Quote the whole listing exactly. Leave the pictures out of your copy.

**EXCERPTED DATA**:
☆ ☆ ☆ ☆
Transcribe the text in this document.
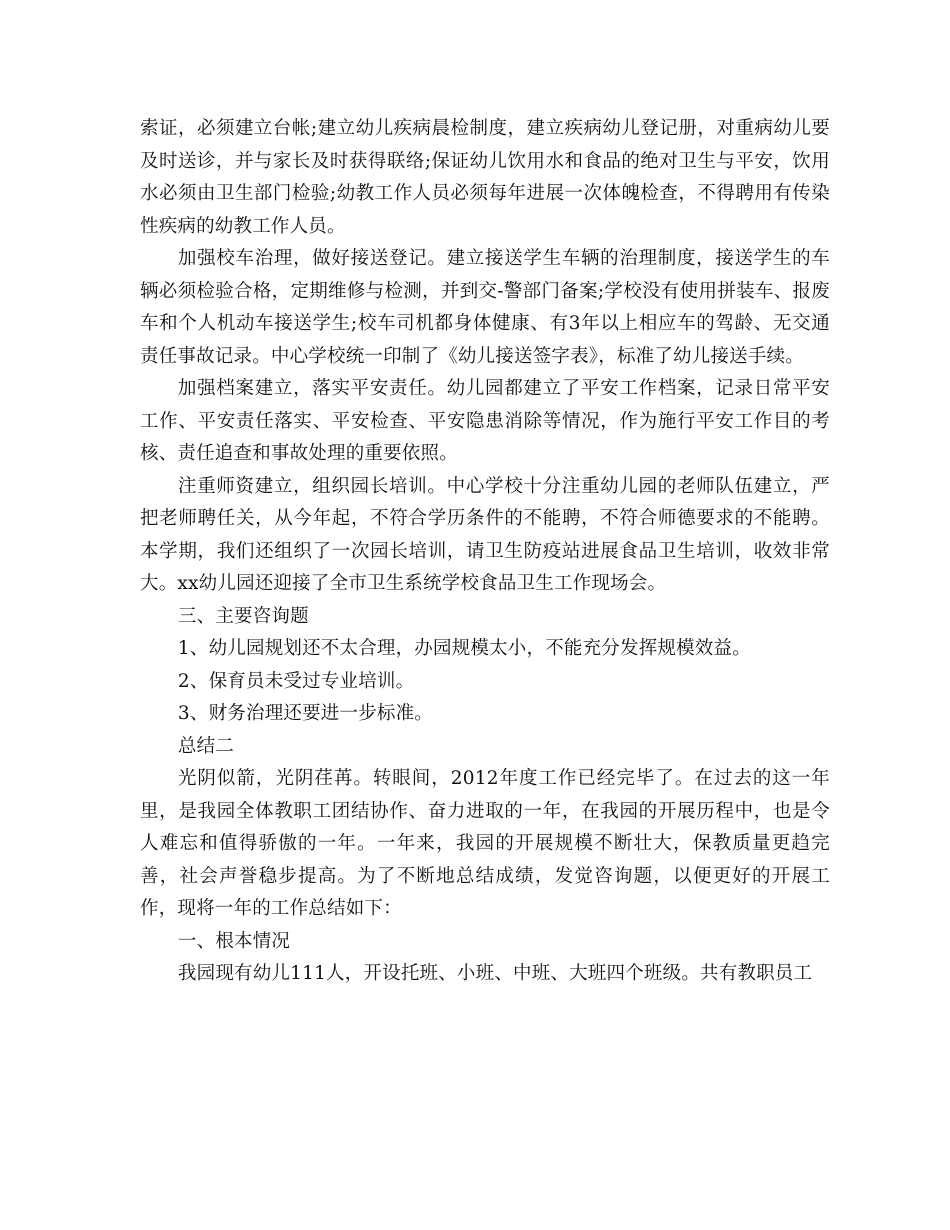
索证，必须建立台帐;建立幼儿疾病晨检制度，建立疾病幼儿登记册，对重病幼儿要及时送诊，并与家长及时获得联络;保证幼儿饮用水和食品的绝对卫生与平安，饮用水必须由卫生部门检验;幼教工作人员必须每年进展一次体魄检查，不得聘用有传染性疾病的幼教工作人员。

加强校车治理，做好接送登记。建立接送学生车辆的治理制度，接送学生的车辆必须检验合格，定期维修与检测，并到交-警部门备案;学校没有使用拼装车、报废车和个人机动车接送学生;校车司机都身体健康、有3年以上相应车的驾龄、无交通责任事故记录。中心学校统一印制了《幼儿接送签字表》，标准了幼儿接送手续。

加强档案建立，落实平安责任。幼儿园都建立了平安工作档案，记录日常平安工作、平安责任落实、平安检查、平安隐患消除等情况，作为施行平安工作目的考核、责任追查和事故处理的重要依照。

注重师资建立，组织园长培训。中心学校十分注重幼儿园的老师队伍建立，严把老师聘任关，从今年起，不符合学历条件的不能聘，不符合师德要求的不能聘。本学期，我们还组织了一次园长培训，请卫生防疫站进展食品卫生培训，收效非常大。xx幼儿园还迎接了全市卫生系统学校食品卫生工作现场会。

三、主要咨询题

1、幼儿园规划还不太合理，办园规模太小，不能充分发挥规模效益。

2、保育员未受过专业培训。

3、财务治理还要进一步标准。

总结二

光阴似箭，光阴荏苒。转眼间，2012年度工作已经完毕了。在过去的这一年里，是我园全体教职工团结协作、奋力进取的一年，在我园的开展历程中，也是令人难忘和值得骄傲的一年。一年来，我园的开展规模不断壮大，保教质量更趋完善，社会声誉稳步提高。为了不断地总结成绩，发觉咨询题，以便更好的开展工作，现将一年的工作总结如下：

一、根本情况

我园现有幼儿111人，开设托班、小班、中班、大班四个班级。共有教职员工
☆ ☆ ☆ ☆
**REPLY TO THE TASK**:
Transcribe the text in this document.
索证，必须建立台帐;建立幼儿疾病晨检制度，建立疾病幼儿登记册，对重病幼儿要及时送诊，并与家长及时获得联络;保证幼儿饮用水和食品的绝对卫生与平安，饮用水必须由卫生部门检验;幼教工作人员必须每年进展一次体魄检查，不得聘用有传染性疾病的幼教工作人员。

加强校车治理，做好接送登记。建立接送学生车辆的治理制度，接送学生的车辆必须检验合格，定期维修与检测，并到交-警部门备案;学校没有使用拼装车、报废车和个人机动车接送学生;校车司机都身体健康、有3年以上相应车的驾龄、无交通责任事故记录。中心学校统一印制了《幼儿接送签字表》，标准了幼儿接送手续。

加强档案建立，落实平安责任。幼儿园都建立了平安工作档案，记录日常平安工作、平安责任落实、平安检查、平安隐患消除等情况，作为施行平安工作目的考核、责任追查和事故处理的重要依照。

注重师资建立，组织园长培训。中心学校十分注重幼儿园的老师队伍建立，严把老师聘任关，从今年起，不符合学历条件的不能聘，不符合师德要求的不能聘。本学期，我们还组织了一次园长培训，请卫生防疫站进展食品卫生培训，收效非常大。xx幼儿园还迎接了全市卫生系统学校食品卫生工作现场会。

三、主要咨询题

1、幼儿园规划还不太合理，办园规模太小，不能充分发挥规模效益。

2、保育员未受过专业培训。

3、财务治理还要进一步标准。

总结二

光阴似箭，光阴荏苒。转眼间，2012年度工作已经完毕了。在过去的这一年里，是我园全体教职工团结协作、奋力进取的一年，在我园的开展历程中，也是令人难忘和值得骄傲的一年。一年来，我园的开展规模不断壮大，保教质量更趋完善，社会声誉稳步提高。为了不断地总结成绩，发觉咨询题，以便更好的开展工作，现将一年的工作总结如下：

一、根本情况

我园现有幼儿111人，开设托班、小班、中班、大班四个班级。共有教职员工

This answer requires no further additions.